| EXERCISE BRIEF |
Keep the images out and copy every entry below exactly.
____
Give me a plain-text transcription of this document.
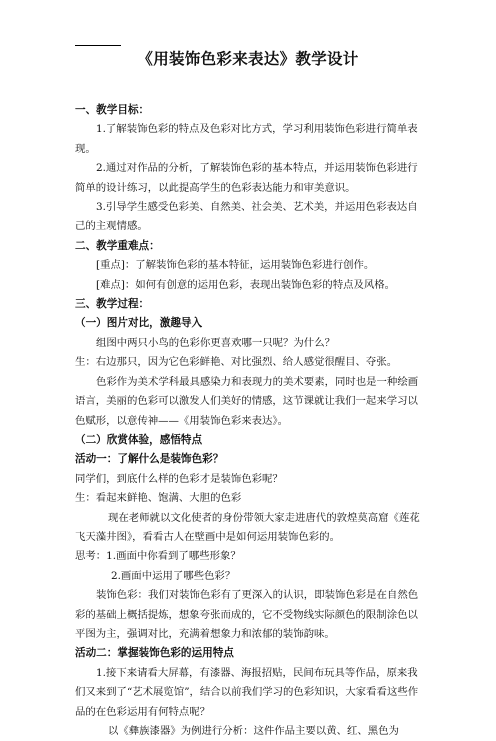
《用装饰色彩来表达》教学设计

一、教学目标：

1.了解装饰色彩的特点及色彩对比方式，学习利用装饰色彩进行简单表现。

2.通过对作品的分析，了解装饰色彩的基本特点，并运用装饰色彩进行简单的设计练习，以此提高学生的色彩表达能力和审美意识。

3.引导学生感受色彩美、自然美、社会美、艺术美，并运用色彩表达自己的主观情感。

二、教学重难点：

[重点]：了解装饰色彩的基本特征，运用装饰色彩进行创作。

[难点]：如何有创意的运用色彩，表现出装饰色彩的特点及风格。

三、教学过程：

（一）图片对比，激趣导入

组图中两只小鸟的色彩你更喜欢哪一只呢？为什么？

生：右边那只，因为它色彩鲜艳、对比强烈、给人感觉很醒目、夺张。

色彩作为美术学科最具感染力和表现力的美术要素，同时也是一种绘画语言，美丽的色彩可以激发人们美好的情感，这节课就让我们一起来学习以色赋形，以意传神——《用装饰色彩来表达》。

（二）欣赏体验，感悟特点

活动一：了解什么是装饰色彩？

同学们，到底什么样的色彩才是装饰色彩呢？

生：看起来鲜艳、饱满、大胆的色彩

现在老师就以文化使者的身份带领大家走进唐代的敦煌莫高窟《莲花飞天藻井图》，看看古人在壁画中是如何运用装饰色彩的。

思考：1.画面中你看到了哪些形象？

2.画面中运用了哪些色彩？

装饰色彩：我们对装饰色彩有了更深入的认识，即装饰色彩是在自然色彩的基础上概括提炼，想象夸张而成的，它不受物线实际颜色的限制涂色以平图为主，强调对比，充满着想象力和浓郁的装饰韵味。

活动二：掌握装饰色彩的运用特点

1.接下来请看大屏幕，有漆器、海报招贴，民间布玩具等作品，原来我们又来到了“艺术展览馆”，结合以前我们学习的色彩知识，大家看看这些作品的在色彩运用有何特点呢？

以《彝族漆器》为例进行分析：这件作品主要以黄、红、黑色为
____
| IN RESPONSE |
Give me a plain-text transcription of this document.
《用装饰色彩来表达》教学设计

一、教学目标：

1.了解装饰色彩的特点及色彩对比方式，学习利用装饰色彩进行简单表现。

2.通过对作品的分析，了解装饰色彩的基本特点，并运用装饰色彩进行简单的设计练习，以此提高学生的色彩表达能力和审美意识。

3.引导学生感受色彩美、自然美、社会美、艺术美，并运用色彩表达自己的主观情感。

二、教学重难点：

[重点]：了解装饰色彩的基本特征，运用装饰色彩进行创作。

[难点]：如何有创意的运用色彩，表现出装饰色彩的特点及风格。

三、教学过程：

（一）图片对比，激趣导入

组图中两只小鸟的色彩你更喜欢哪一只呢？为什么？

生：右边那只，因为它色彩鲜艳、对比强烈、给人感觉很醒目、夺张。

色彩作为美术学科最具感染力和表现力的美术要素，同时也是一种绘画语言，美丽的色彩可以激发人们美好的情感，这节课就让我们一起来学习以色赋形，以意传神——《用装饰色彩来表达》。

（二）欣赏体验，感悟特点

活动一：了解什么是装饰色彩？

同学们，到底什么样的色彩才是装饰色彩呢？

生：看起来鲜艳、饱满、大胆的色彩

现在老师就以文化使者的身份带领大家走进唐代的敦煌莫高窟《莲花飞天藻井图》，看看古人在壁画中是如何运用装饰色彩的。

思考：1.画面中你看到了哪些形象？

2.画面中运用了哪些色彩？

装饰色彩：我们对装饰色彩有了更深入的认识，即装饰色彩是在自然色彩的基础上概括提炼，想象夸张而成的，它不受物线实际颜色的限制涂色以平图为主，强调对比，充满着想象力和浓郁的装饰韵味。

活动二：掌握装饰色彩的运用特点

1.接下来请看大屏幕，有漆器、海报招贴，民间布玩具等作品，原来我们又来到了“艺术展览馆”，结合以前我们学习的色彩知识，大家看看这些作品的在色彩运用有何特点呢？

以《彝族漆器》为例进行分析：这件作品主要以黄、红、黑色为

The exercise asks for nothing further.